- _Task description_: The listing below is to be output in its exact form.

- _Records provided_:
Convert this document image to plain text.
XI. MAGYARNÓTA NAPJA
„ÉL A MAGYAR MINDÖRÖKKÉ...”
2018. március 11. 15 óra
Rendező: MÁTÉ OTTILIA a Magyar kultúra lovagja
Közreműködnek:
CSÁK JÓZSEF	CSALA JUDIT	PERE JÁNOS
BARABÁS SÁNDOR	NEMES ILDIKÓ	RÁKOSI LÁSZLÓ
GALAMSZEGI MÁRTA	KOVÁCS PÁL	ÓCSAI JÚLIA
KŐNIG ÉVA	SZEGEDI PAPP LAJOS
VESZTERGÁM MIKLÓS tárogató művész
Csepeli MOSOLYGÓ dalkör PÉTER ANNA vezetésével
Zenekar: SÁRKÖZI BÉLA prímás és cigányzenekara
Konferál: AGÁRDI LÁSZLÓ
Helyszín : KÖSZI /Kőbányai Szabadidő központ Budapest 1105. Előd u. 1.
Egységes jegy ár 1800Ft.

- _Completed task_:
Convert this document image to plain text.
XI. MAGYARNÓTA NAPJA
„ÉL A MAGYAR MINDÖRÖKKÉ...”
2018. március 11. 15 óra
Rendező: MÁTÉ OTTILIA a Magyar kultúra lovagja
Közreműködnek:
CSÁK JÓZSEF	CSALA JUDIT	PERE JÁNOS
BARABÁS SÁNDOR	NEMES ILDIKÓ	RÁKOSI LÁSZLÓ
GALAMSZEGI MÁRTA	KOVÁCS PÁL	ÓCSAI JÚLIA
KŐNIG ÉVA	SZEGEDI PAPP LAJOS
VESZTERGÁM MIKLÓS tárogató művész
Csepeli MOSOLYGÓ dalkör PÉTER ANNA vezetésével
Zenekar: SÁRKÖZI BÉLA prímás és cigányzenekara
Konferál: AGÁRDI LÁSZLÓ
Helyszín : KÖSZI /Kőbányai Szabadidő központ Budapest 1105. Előd u. 1.
Egységes jegy ár 1800Ft.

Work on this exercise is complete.